• **TASK REQUIREMENTS**: The exercise asks you to copy every line below in which "Barat" appears.

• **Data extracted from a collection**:
#####

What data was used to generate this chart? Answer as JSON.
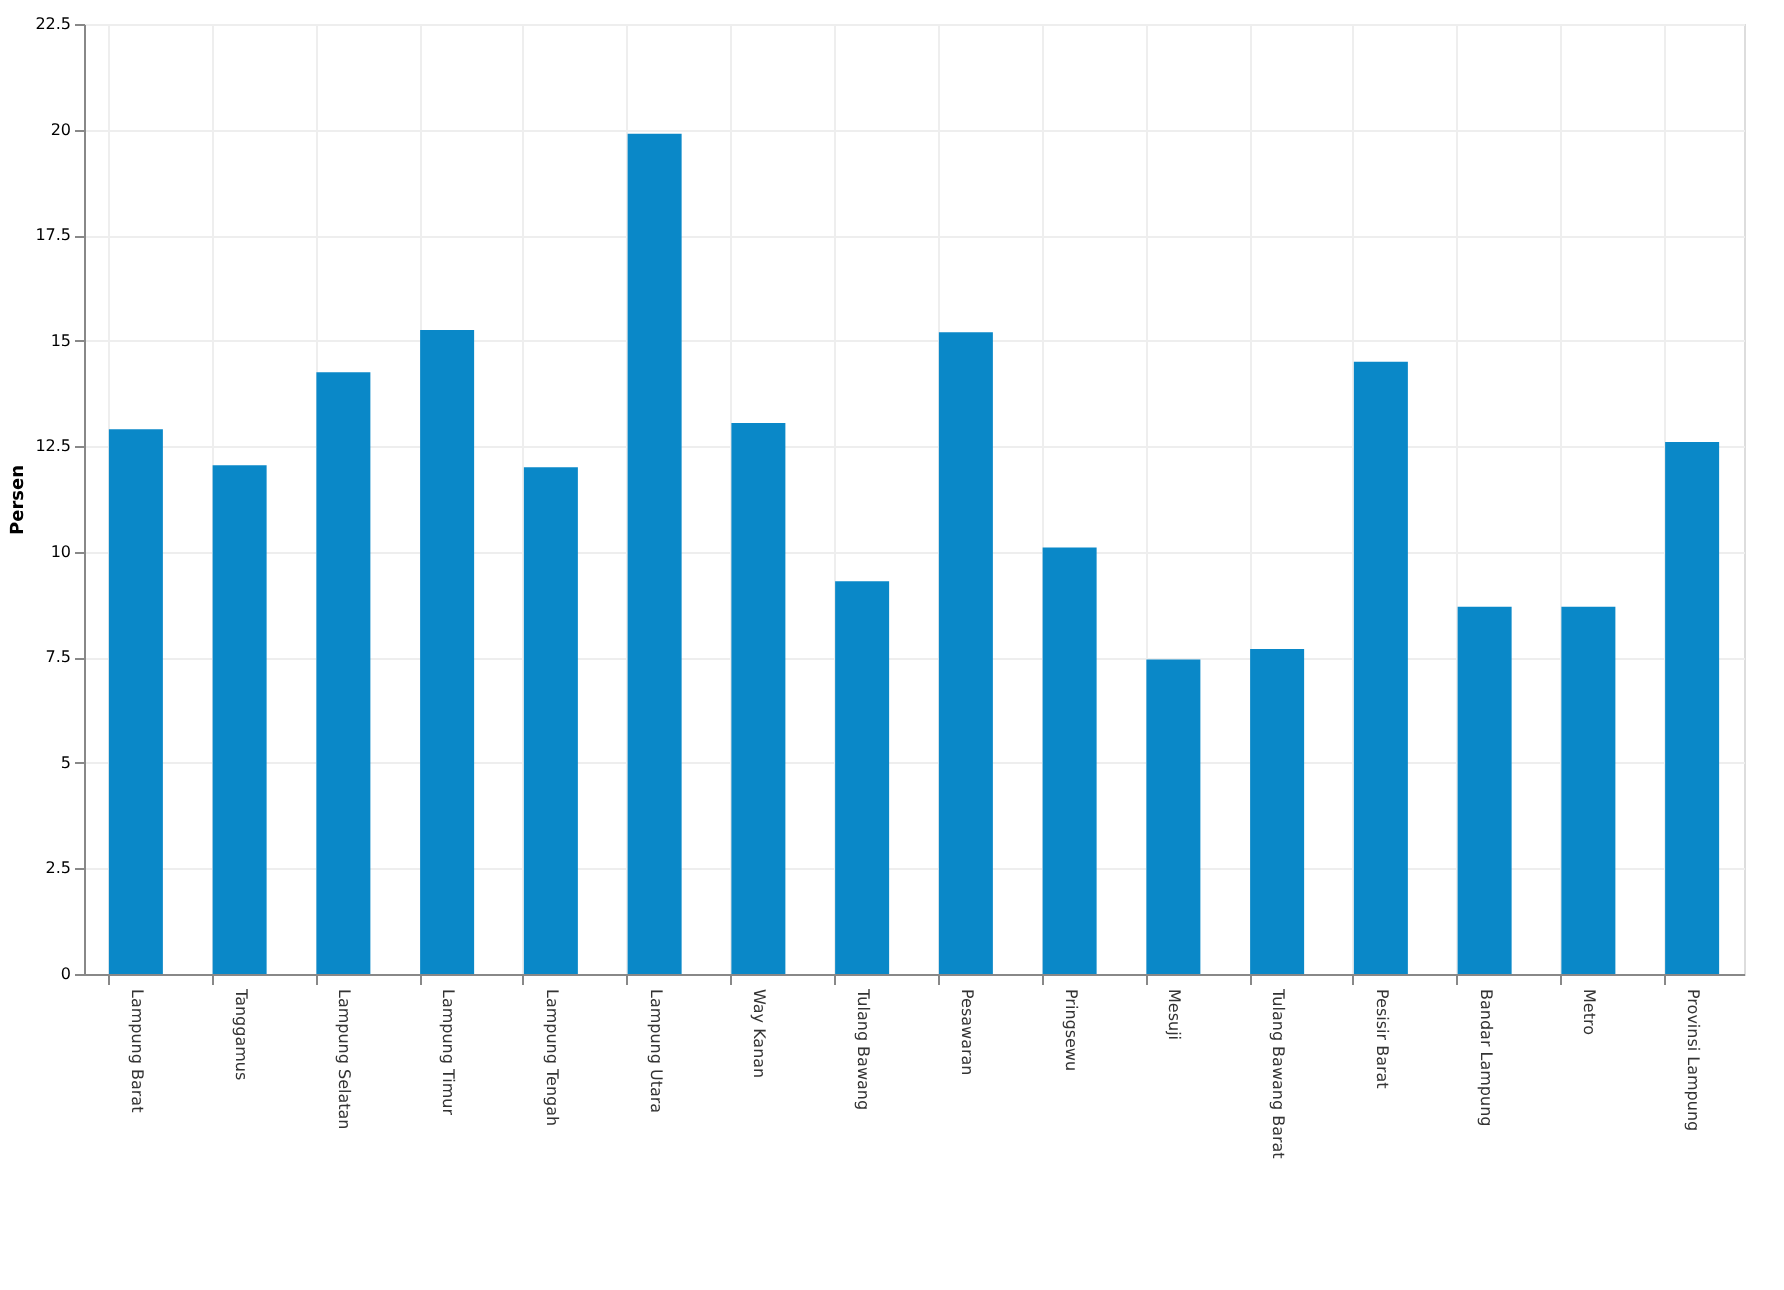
{
  "chart_data": {
    "type": "bar",
    "ylabel": "Persen",
    "categories": [
      "Lampung Barat",
      "Tanggamus",
      "Lampung Selatan",
      "Lampung Timur",
      "Lampung Tengah",
      "Lampung Utara",
      "Way Kanan",
      "Tulang Bawang",
      "Pesawaran",
      "Pringsewu",
      "Mesuji",
      "Tulang Bawang Barat",
      "Pesisir Barat",
      "Bandar Lampung",
      "Metro",
      "Provinsi Lampung"
    ],
    "values": [
      12.9,
      12.05,
      14.25,
      15.25,
      12.0,
      19.9,
      13.05,
      9.3,
      15.2,
      10.1,
      7.45,
      7.7,
      14.5,
      8.7,
      8.7,
      12.6
    ],
    "color": "#0a88c8",
    "ylim": [
      0,
      22.5
    ],
    "yticks": [
      0,
      2.5,
      5,
      7.5,
      10,
      12.5,
      15,
      17.5,
      20,
      22.5
    ],
    "grid": true
  }
}
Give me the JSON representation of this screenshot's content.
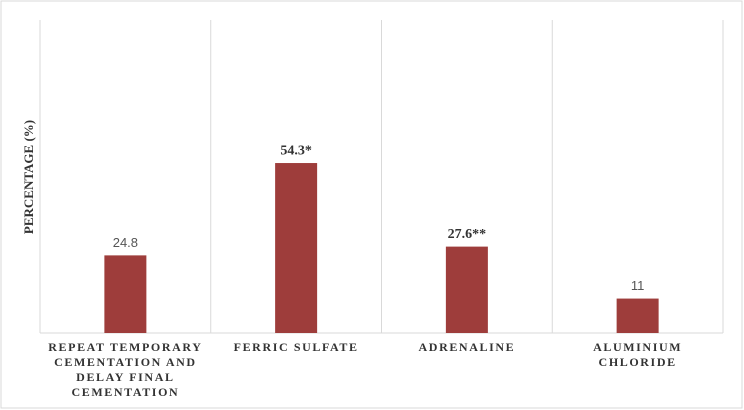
{
  "chart_data": {
    "type": "bar",
    "y_label": "PERCENTAGE (%)",
    "categories": [
      "REPEAT TEMPORARY CEMENTATION AND DELAY FINAL CEMENTATION",
      "FERRIC SULFATE",
      "ADRENALINE",
      "ALUMINIUM CHLORIDE"
    ],
    "values": [
      24.8,
      54.3,
      27.6,
      11
    ],
    "value_labels": [
      "24.8",
      "54.3*",
      "27.6**",
      "11"
    ],
    "color": "#9e3d3b",
    "ylim": [
      0,
      100
    ],
    "grid": true
  }
}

#####

• **WRITTEN ANSWER**:
      "Lampung Barat",
      "Tulang Bawang Barat",
      "Pesisir Barat",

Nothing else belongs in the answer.